--- Start DATASET RECORDS ---

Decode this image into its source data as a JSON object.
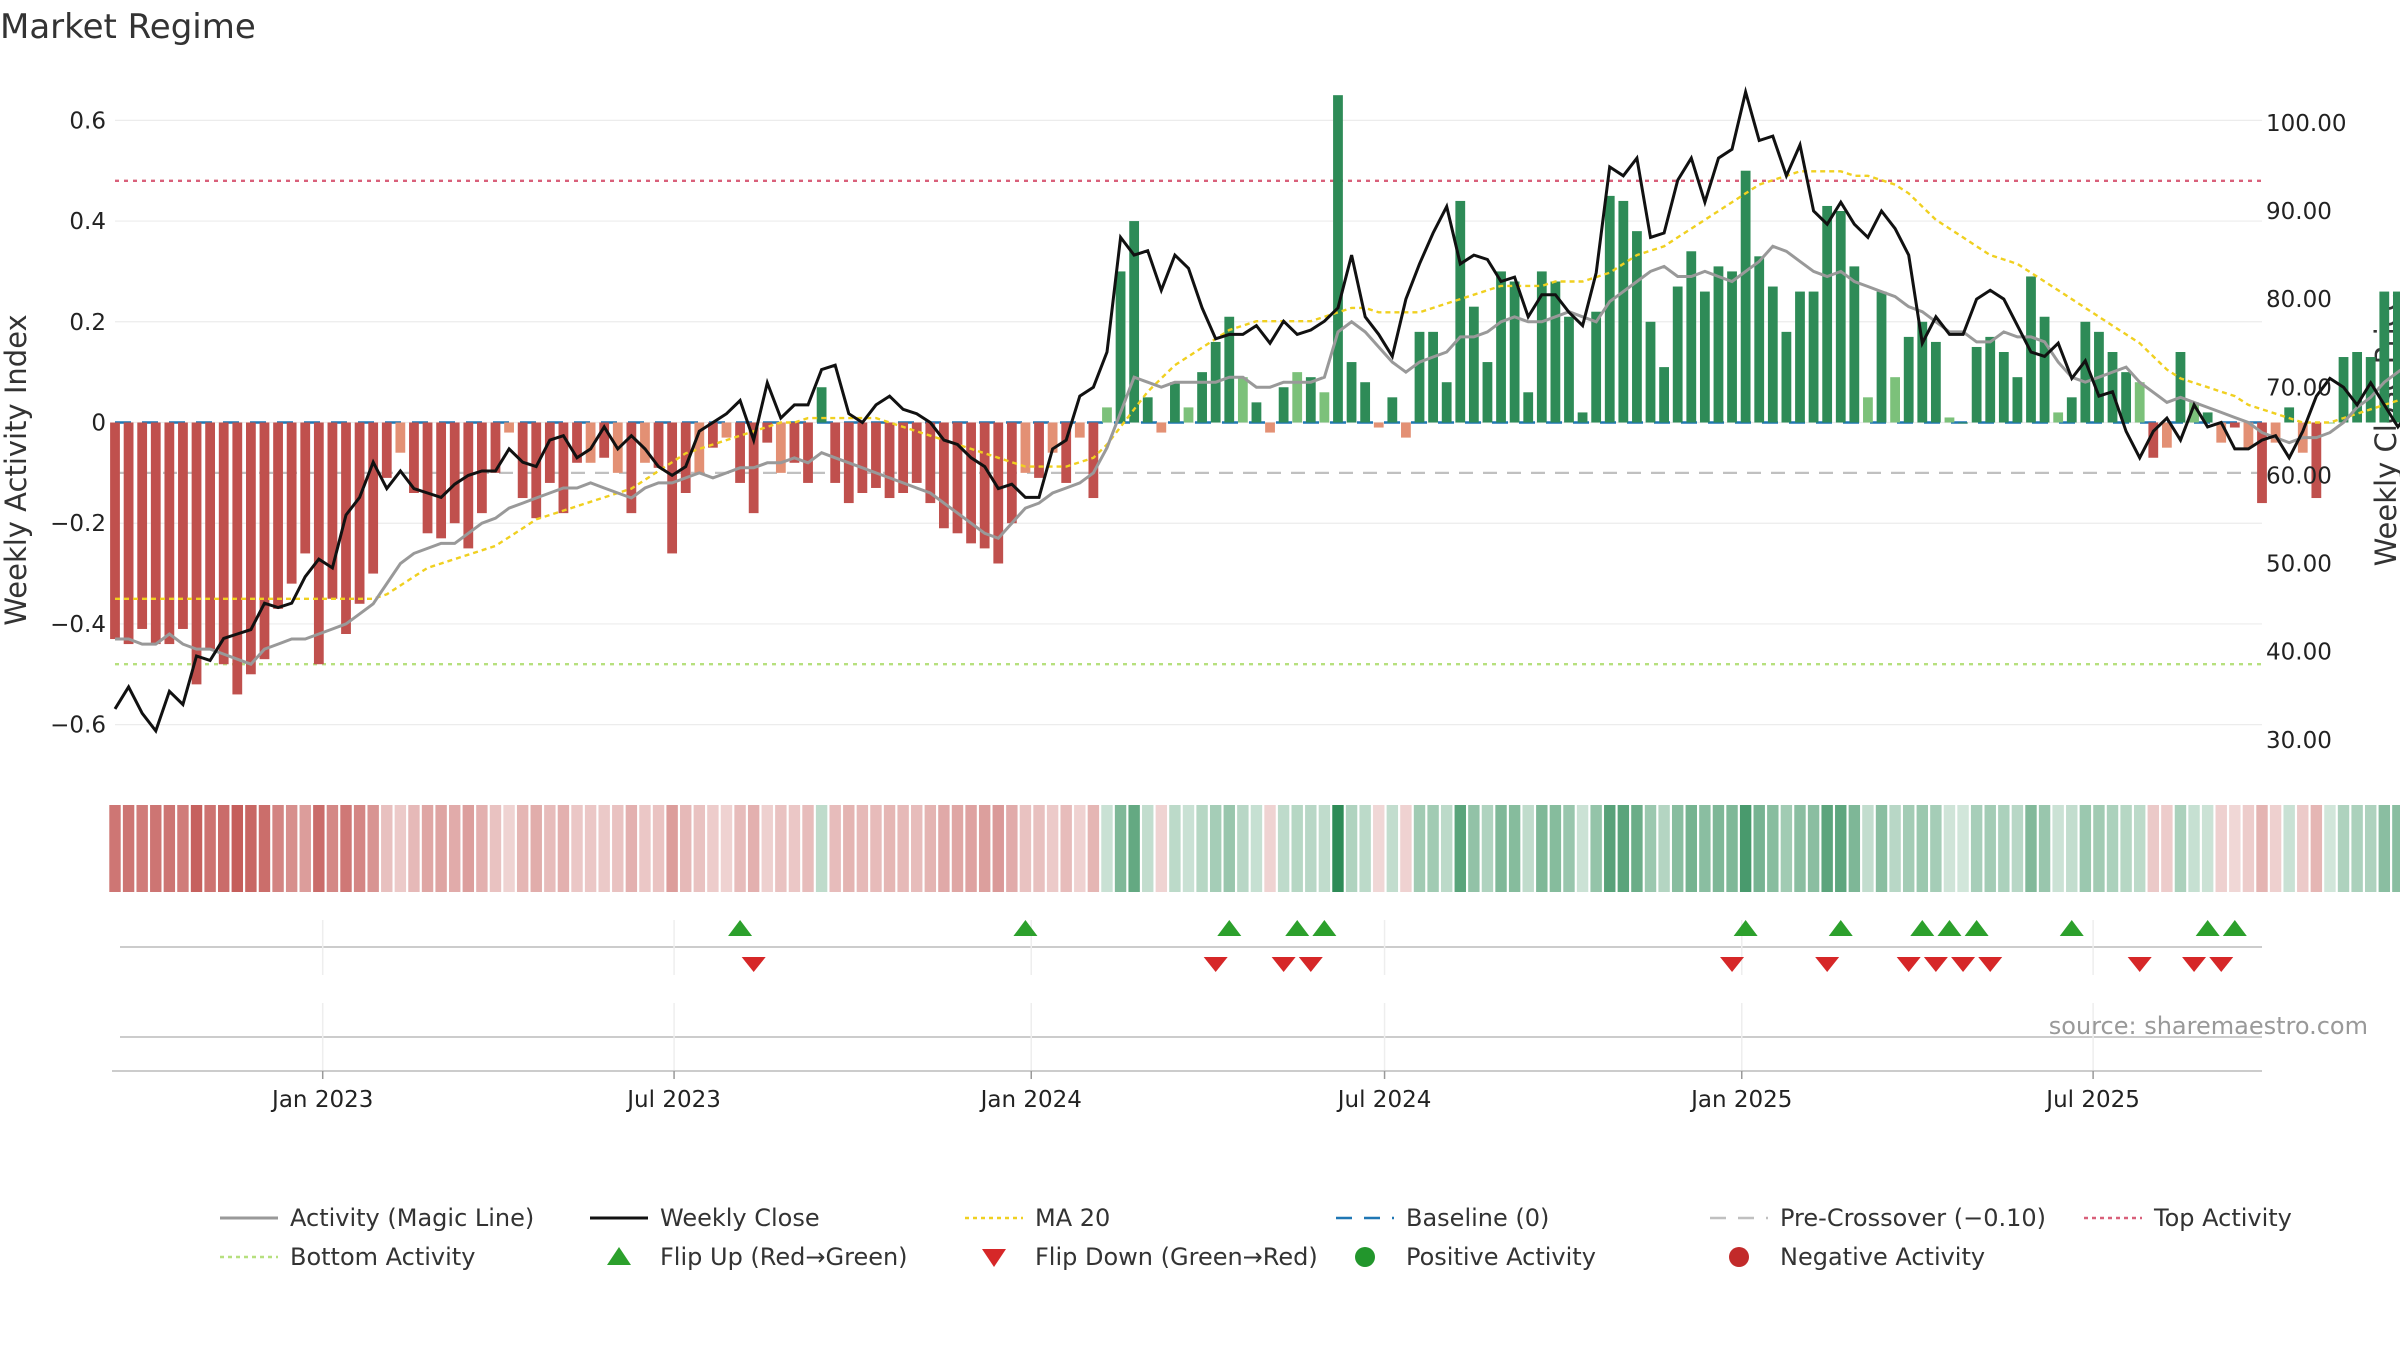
{
  "chart_data": {
    "type": "bar",
    "title": "Market Regime",
    "ylabel_left": "Weekly Activity Index",
    "ylabel_right": "Weekly Close Price",
    "source_note": "source: sharemaestro.com",
    "left_ylim": [
      -0.7,
      0.7
    ],
    "left_ticks": [
      0.6,
      0.4,
      0.2,
      0,
      -0.2,
      -0.4,
      -0.6
    ],
    "left_tick_labels": [
      "0.6",
      "0.4",
      "0.2",
      "0",
      "−0.2",
      "−0.4",
      "−0.6"
    ],
    "right_ylim": [
      26,
      106
    ],
    "right_ticks": [
      100,
      90,
      80,
      70,
      60,
      50,
      40,
      30
    ],
    "right_tick_labels": [
      "100.00",
      "90.00",
      "80.00",
      "70.00",
      "60.00",
      "50.00",
      "40.00",
      "30.00"
    ],
    "x_range": [
      "2022-09-16",
      "2025-09-26"
    ],
    "x_ticks": [
      "2023-01-01",
      "2023-07-01",
      "2024-01-01",
      "2024-07-01",
      "2025-01-01",
      "2025-07-01"
    ],
    "x_tick_labels": [
      "Jan 2023",
      "Jul 2023",
      "Jan 2024",
      "Jul 2024",
      "Jan 2025",
      "Jul 2025"
    ],
    "weeks_start": "2022-09-16",
    "weeks_interval_days": 7,
    "activity": [
      -0.43,
      -0.44,
      -0.41,
      -0.44,
      -0.44,
      -0.41,
      -0.52,
      -0.45,
      -0.48,
      -0.54,
      -0.5,
      -0.47,
      -0.37,
      -0.32,
      -0.26,
      -0.48,
      -0.35,
      -0.42,
      -0.36,
      -0.3,
      -0.11,
      -0.06,
      -0.14,
      -0.22,
      -0.23,
      -0.2,
      -0.25,
      -0.18,
      -0.1,
      -0.02,
      -0.15,
      -0.19,
      -0.12,
      -0.18,
      -0.08,
      -0.08,
      -0.07,
      -0.1,
      -0.18,
      -0.08,
      -0.09,
      -0.26,
      -0.14,
      -0.1,
      -0.05,
      -0.03,
      -0.12,
      -0.18,
      -0.04,
      -0.1,
      -0.08,
      -0.12,
      0.07,
      -0.12,
      -0.16,
      -0.14,
      -0.13,
      -0.15,
      -0.14,
      -0.12,
      -0.16,
      -0.21,
      -0.22,
      -0.24,
      -0.25,
      -0.28,
      -0.2,
      -0.1,
      -0.11,
      -0.06,
      -0.12,
      -0.03,
      -0.15,
      0.03,
      0.3,
      0.4,
      0.05,
      -0.02,
      0.08,
      0.03,
      0.1,
      0.16,
      0.21,
      0.09,
      0.04,
      -0.02,
      0.07,
      0.1,
      0.09,
      0.06,
      0.65,
      0.12,
      0.08,
      -0.01,
      0.05,
      -0.03,
      0.18,
      0.18,
      0.08,
      0.44,
      0.23,
      0.12,
      0.3,
      0.28,
      0.06,
      0.3,
      0.28,
      0.21,
      0.02,
      0.22,
      0.45,
      0.44,
      0.38,
      0.2,
      0.11,
      0.27,
      0.34,
      0.26,
      0.31,
      0.3,
      0.5,
      0.33,
      0.27,
      0.18,
      0.26,
      0.26,
      0.43,
      0.42,
      0.31,
      0.05,
      0.26,
      0.09,
      0.17,
      0.2,
      0.16,
      0.01,
      0.0,
      0.15,
      0.17,
      0.14,
      0.09,
      0.29,
      0.21,
      0.02,
      0.05,
      0.2,
      0.18,
      0.14,
      0.1,
      0.08,
      -0.07,
      -0.05,
      0.14,
      0.04,
      0.02,
      -0.04,
      -0.01,
      -0.05,
      -0.16,
      -0.04,
      0.03,
      -0.06,
      -0.15,
      0.0,
      0.13,
      0.14,
      0.13,
      0.26,
      0.26,
      0.1,
      0.03,
      -0.13,
      -0.22,
      -0.12,
      0.19,
      -0.13,
      -0.02,
      -0.11,
      -0.07
    ],
    "magic_line": [
      -0.43,
      -0.43,
      -0.44,
      -0.44,
      -0.42,
      -0.44,
      -0.45,
      -0.45,
      -0.46,
      -0.47,
      -0.48,
      -0.45,
      -0.44,
      -0.43,
      -0.43,
      -0.42,
      -0.41,
      -0.4,
      -0.38,
      -0.36,
      -0.32,
      -0.28,
      -0.26,
      -0.25,
      -0.24,
      -0.24,
      -0.22,
      -0.2,
      -0.19,
      -0.17,
      -0.16,
      -0.15,
      -0.14,
      -0.13,
      -0.13,
      -0.12,
      -0.13,
      -0.14,
      -0.15,
      -0.13,
      -0.12,
      -0.12,
      -0.11,
      -0.1,
      -0.11,
      -0.1,
      -0.09,
      -0.09,
      -0.08,
      -0.08,
      -0.07,
      -0.08,
      -0.06,
      -0.07,
      -0.08,
      -0.09,
      -0.1,
      -0.11,
      -0.12,
      -0.13,
      -0.14,
      -0.16,
      -0.18,
      -0.2,
      -0.22,
      -0.23,
      -0.2,
      -0.17,
      -0.16,
      -0.14,
      -0.13,
      -0.12,
      -0.1,
      -0.05,
      0.02,
      0.09,
      0.08,
      0.07,
      0.08,
      0.08,
      0.08,
      0.08,
      0.09,
      0.09,
      0.07,
      0.07,
      0.08,
      0.08,
      0.08,
      0.09,
      0.18,
      0.2,
      0.18,
      0.15,
      0.12,
      0.1,
      0.12,
      0.13,
      0.14,
      0.17,
      0.17,
      0.18,
      0.2,
      0.21,
      0.2,
      0.2,
      0.21,
      0.22,
      0.21,
      0.2,
      0.24,
      0.26,
      0.28,
      0.3,
      0.31,
      0.29,
      0.29,
      0.3,
      0.29,
      0.28,
      0.3,
      0.32,
      0.35,
      0.34,
      0.32,
      0.3,
      0.29,
      0.3,
      0.28,
      0.27,
      0.26,
      0.25,
      0.23,
      0.22,
      0.2,
      0.18,
      0.18,
      0.16,
      0.16,
      0.18,
      0.17,
      0.17,
      0.16,
      0.12,
      0.09,
      0.08,
      0.09,
      0.1,
      0.11,
      0.08,
      0.06,
      0.04,
      0.05,
      0.04,
      0.03,
      0.02,
      0.01,
      0.0,
      -0.02,
      -0.03,
      -0.04,
      -0.03,
      -0.03,
      -0.02,
      0.0,
      0.03,
      0.05,
      0.08,
      0.1,
      0.12,
      0.1,
      0.05,
      0.02,
      0.0,
      0.01,
      -0.01,
      -0.02,
      -0.03,
      -0.04
    ],
    "weekly_close": [
      33.5,
      36.0,
      33.0,
      31.0,
      35.5,
      34.0,
      39.5,
      39.0,
      41.5,
      42.0,
      42.5,
      45.5,
      45.0,
      45.5,
      48.5,
      50.5,
      49.5,
      55.5,
      57.5,
      61.5,
      58.5,
      60.5,
      58.5,
      58.0,
      57.5,
      59.0,
      60.0,
      60.5,
      60.5,
      63.0,
      61.5,
      61.0,
      64.0,
      64.5,
      62.0,
      63.0,
      65.5,
      63.0,
      64.5,
      63.0,
      61.0,
      60.0,
      61.0,
      65.0,
      66.0,
      67.0,
      68.5,
      64.0,
      70.5,
      66.5,
      68.0,
      68.0,
      72.0,
      72.5,
      67.0,
      66.0,
      68.0,
      69.0,
      67.5,
      67.0,
      66.0,
      64.0,
      63.5,
      62.0,
      61.0,
      58.5,
      59.0,
      57.5,
      57.5,
      63.0,
      64.0,
      69.0,
      70.0,
      74.0,
      87.0,
      85.0,
      85.5,
      81.0,
      85.0,
      83.5,
      79.0,
      75.5,
      76.0,
      76.0,
      77.0,
      75.0,
      77.5,
      76.0,
      76.5,
      77.5,
      79.0,
      85.0,
      78.0,
      76.0,
      73.5,
      80.0,
      84.0,
      87.5,
      90.5,
      84.0,
      85.0,
      84.5,
      82.0,
      82.5,
      78.0,
      80.5,
      80.5,
      78.5,
      77.0,
      83.0,
      95.0,
      94.0,
      96.0,
      87.0,
      87.5,
      93.5,
      96.0,
      91.0,
      96.0,
      97.0,
      103.5,
      98.0,
      98.5,
      94.0,
      97.5,
      90.0,
      88.5,
      91.0,
      88.5,
      87.0,
      90.0,
      88.0,
      85.0,
      75.0,
      78.0,
      76.0,
      76.0,
      80.0,
      81.0,
      80.0,
      77.0,
      74.0,
      73.5,
      75.0,
      71.0,
      73.0,
      69.0,
      69.5,
      65.0,
      62.0,
      65.0,
      66.5,
      64.0,
      68.0,
      65.5,
      66.0,
      63.0,
      63.0,
      64.0,
      64.5,
      62.0,
      65.0,
      69.0,
      71.0,
      70.0,
      68.0,
      70.5,
      68.0,
      65.5,
      67.5,
      68.5,
      72.0,
      72.0,
      82.0,
      77.5,
      78.0
    ],
    "ma20": [
      46.0,
      46.0,
      46.0,
      46.0,
      46.0,
      46.0,
      46.0,
      46.0,
      46.0,
      46.0,
      46.0,
      46.0,
      46.0,
      46.0,
      46.0,
      46.0,
      46.0,
      46.0,
      46.0,
      46.0,
      46.5,
      47.5,
      48.5,
      49.5,
      50.0,
      50.5,
      51.0,
      51.5,
      52.0,
      53.0,
      54.0,
      55.0,
      55.5,
      56.0,
      56.5,
      57.0,
      57.5,
      58.0,
      58.5,
      59.5,
      60.5,
      61.5,
      62.5,
      63.0,
      63.5,
      64.0,
      64.5,
      65.0,
      65.5,
      66.0,
      66.0,
      66.5,
      66.5,
      66.5,
      66.5,
      66.5,
      66.5,
      66.0,
      65.5,
      65.0,
      64.5,
      64.0,
      63.5,
      63.0,
      62.5,
      62.0,
      61.5,
      61.0,
      61.0,
      61.0,
      61.0,
      61.5,
      62.0,
      63.5,
      65.5,
      67.5,
      69.5,
      71.0,
      72.5,
      73.5,
      74.5,
      75.5,
      76.5,
      77.0,
      77.5,
      77.5,
      77.5,
      77.5,
      77.5,
      78.0,
      78.5,
      79.0,
      79.0,
      78.5,
      78.5,
      78.5,
      78.5,
      79.0,
      79.5,
      80.0,
      80.5,
      81.0,
      81.5,
      81.5,
      81.5,
      81.5,
      82.0,
      82.0,
      82.0,
      82.5,
      83.0,
      84.0,
      85.0,
      85.5,
      86.0,
      87.0,
      88.0,
      89.0,
      90.0,
      91.0,
      92.0,
      93.0,
      93.5,
      94.0,
      94.5,
      94.5,
      94.5,
      94.5,
      94.0,
      94.0,
      93.5,
      93.0,
      92.0,
      90.5,
      89.0,
      88.0,
      87.0,
      86.0,
      85.0,
      84.5,
      84.0,
      83.0,
      82.0,
      81.0,
      80.0,
      79.0,
      78.0,
      77.0,
      76.0,
      75.0,
      73.5,
      72.0,
      71.0,
      70.5,
      70.0,
      69.5,
      69.0,
      68.0,
      67.5,
      67.0,
      66.5,
      66.0,
      66.0,
      66.0,
      66.5,
      67.0,
      67.5,
      68.0,
      68.5,
      68.5,
      68.5,
      69.5,
      70.5,
      71.5,
      72.5,
      73.5,
      74.0
    ],
    "flip_up_dates": [
      "2023-08-04",
      "2023-12-29",
      "2024-04-12",
      "2024-05-17",
      "2024-05-31",
      "2025-01-03",
      "2025-02-21",
      "2025-04-04",
      "2025-04-18",
      "2025-05-02",
      "2025-06-20",
      "2025-08-29",
      "2025-09-12"
    ],
    "flip_down_dates": [
      "2023-08-11",
      "2024-04-05",
      "2024-05-10",
      "2024-05-24",
      "2024-12-27",
      "2025-02-14",
      "2025-03-28",
      "2025-04-11",
      "2025-04-25",
      "2025-05-09",
      "2025-07-25",
      "2025-08-22",
      "2025-09-05"
    ],
    "baseline": 0,
    "pre_crossover": -0.1,
    "top_activity": 0.48,
    "bottom_activity": -0.48,
    "grid": true,
    "colors": {
      "strong_red": "#c0504d",
      "light_red": "#e39074",
      "strong_green": "#2e8b57",
      "light_green": "#7cc17a",
      "magic_line": "#999999",
      "weekly_close": "#111111",
      "ma20": "#f0d020",
      "baseline": "#1f77b4",
      "pre_crossover": "#c0c0c0",
      "top_activity": "#d9607a",
      "bottom_activity": "#b6e07e",
      "flip_up": "#2ca02c",
      "flip_down": "#d62728",
      "positive": "#22962c",
      "negative": "#c22a2a"
    },
    "legend_position": "bottom",
    "legend": [
      {
        "key": "magic_line",
        "label": "Activity (Magic Line)",
        "marker": "line"
      },
      {
        "key": "weekly_close",
        "label": "Weekly Close",
        "marker": "line"
      },
      {
        "key": "ma20",
        "label": "MA 20",
        "marker": "dotted"
      },
      {
        "key": "baseline",
        "label": "Baseline (0)",
        "marker": "dashed"
      },
      {
        "key": "pre_crossover",
        "label": "Pre-Crossover (−0.10)",
        "marker": "dashed"
      },
      {
        "key": "top_activity",
        "label": "Top Activity",
        "marker": "dotted"
      },
      {
        "key": "bottom_activity",
        "label": "Bottom Activity",
        "marker": "dotted"
      },
      {
        "key": "flip_up",
        "label": "Flip Up (Red→Green)",
        "marker": "triangle-up"
      },
      {
        "key": "flip_down",
        "label": "Flip Down (Green→Red)",
        "marker": "triangle-down"
      },
      {
        "key": "positive",
        "label": "Positive Activity",
        "marker": "circle"
      },
      {
        "key": "negative",
        "label": "Negative Activity",
        "marker": "circle"
      }
    ]
  }
}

--- End DATASET RECORDS ---

## EXERCISE GOAL:
Report back each line of the entries that holds the string "source".

## PROBLEM SOLUTION:
Decode this image into its source data as a JSON object.
    "source_note": "source: sharemaestro.com",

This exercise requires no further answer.